* _Source document_
>> start
On top of assumptions about the share of income allocated for mortgage payments, or for rent, the investment approach requires the path of expectations for rents, mortgage rates, and cost of equity. The application of the net-present-value approach uses data from the Long- Range Consensus Forecast to impute households’ expectations. Since 1989, the Consensus Forecast for Canada publishes bi-annually (and later quarterly) paths of expected GDP growth, CPI inflation, and 10-year bond yields for ten years ahead and these are used as inputs for the valuation.

The expected growth of rents is approximated by the growth of “nominal output” (real output and inflation) from the Long-Range Consensus, assuming that rents are a stable fraction of income. The path of the 5-year horizon mortgage rate is approximated by the path of the 10- year bond yields, after accounting for the average premium between the ten-year bond yields and the mortgage rate. While this is only an approximation, it is believed to provide a reliable one, namely at the end of the 10-year horizon. The cost of (housing) equity is assumed to evolve as a 10-year bond yield plus a constant risk premium, discussed below. While median household incomes differ across CMAs, the expected growth of income is assumed to be the same across the CMAs due to the lack of granular expectations data.

B. Results

Borrowing Capacity Approach

Using the borrowing-capacity model, house prices in most CMAs can be explained by fundamentals, except for Hamilton, Toronto, and Vancouver. Under the assumptions detailed above, house prices in most metropolitan areas were growing due to an increase in median nominal income and significant declines of mortgage interest rates. Figure 1 depicts the observed house prices alongside the estimate of “attainable” house prices using the static borrowing-capacity approach. This baseline computation uses region-specific DSTI ratios.

The estimates of average region-specific DSTI ratios point towards sizeable differences among the CMAs, see Figure 2. The implied DSTI, αi,t, describes what portion of their median income household must allocate to buy a median property. In Hamilton, for instance, households needed DSTI around 30 percent until 2016Q1, when house prices started sharply increasing, pushing the required DSTI for median household towards 45 percent. Further, Figure 8 in the Appendix presents the estimated “attainable” house prices from the SBC model under the common assumption of 30 Percent of after-tax median household income going to mortgage payments (at origination).

House prices in Hamilton, Toronto, and Vancouver decoupled from fundamentals at the beginning 2016. The pricing gap in 2018 is around 50 percent for Toronto and Vancouver, and almost 60 percent for Hamilton.9 House prices would have to drop by roughly 30 percent to align with the current fundamentals in these markets.
>> end
* _Information provided_
>> start
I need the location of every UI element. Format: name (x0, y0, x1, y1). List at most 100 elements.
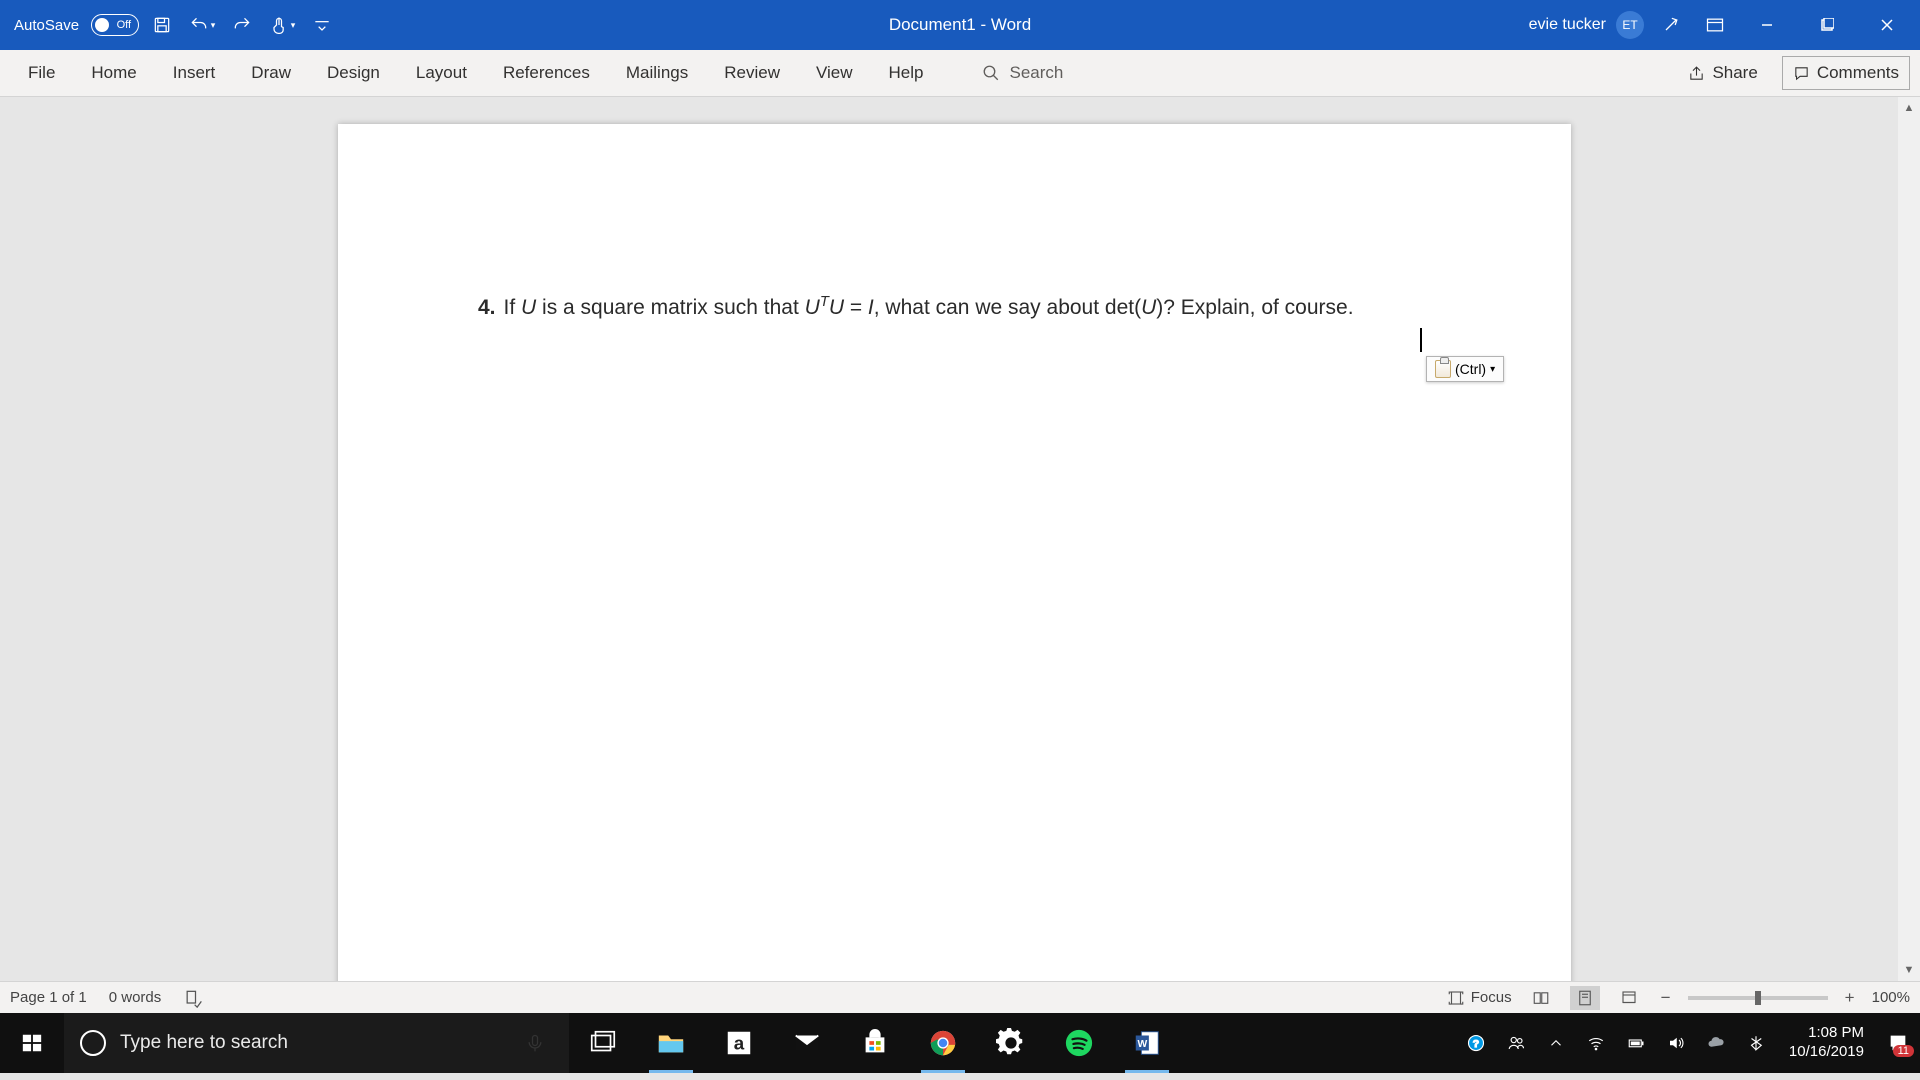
>> end
* _Stated goal A_
Write out the passage of the house-price valuation excerpt above that opens with the words containing "Borrowing Capacity Approach" and closes with "region-specific DSTI ratios.".
* _Stated goal B_
According to the house-price valuation excerpt, why is the expected growth of income assumed to be the same across all CMAs? Answer in one to three sentences.
* _Stated goal C_
Carry on the house-price valuation excerpt from the point where it stops.

* _Reply A_
Borrowing Capacity Approach

Using the borrowing-capacity model, house prices in most CMAs can be explained by fundamentals, except for Hamilton, Toronto, and Vancouver. Under the assumptions detailed above, house prices in most metropolitan areas were growing due to an increase in median nominal income and significant declines of mortgage interest rates. Figure 1 depicts the observed house prices alongside the estimate of “attainable” house prices using the static borrowing-capacity approach. This baseline computation uses region-specific DSTI ratios.

* _Reply B_
The expected growth of income is assumed to be the same across the CMAs because there is a lack of granular expectations data. This holds even though median household incomes differ across CMAs.

* _Reply C_
Such large estimates of pricing gap are not without precedent in Canada, with developments in Calgary and Edmonton over 2006 to 2012 being examples of an overvaluation cycle. The experience of Calgary and Edmonton metropolitan areas are examples of a “soft landing”. In Edmonton, housing is estimated to have been overvalued by 60 percent at its peak in 2007Q3. By 2012Q1, Edmonton house prices were better aligned with fundamentals due to a moderate decline in house prices, income growth, and sizeable declines in mortgage interest rates. However, looking ahead, housing markets are highly unlikely to benefit from similar large declines in mortgage rates that would increase fundamental prices. The experience in Alberta suggests that over-valuations do not last forever.

The past developments in Calgary and Edmonton with a strong overvaluation and subsequent alignment with the fundamentals offer support for the SBC model and its current assessment for Hamilton, Toronto, and Vancouver. While a 30 percent drop in house prices is rather unlikely, the larger the estimated price discrepancy, the larger the probability of price correction. Further, reduced-form econometric models may underestimate the probability of price correction, unless the limited scope for mortgage rate declines is accounted for.

Declining mortgage rates contributed sizably to house prices increase in the past. Given the SBC formula (4), it is easy to decompose the contribution of both income and interest rates to attainable house prices, assuming the mortgage duration and DSTI are kept constant. Figure 3 illustrates a decomposition for Edmonton. The contribution of interest rates is due to the difference between the prevailing market interest rate and the mortgage rate in 2001Q1.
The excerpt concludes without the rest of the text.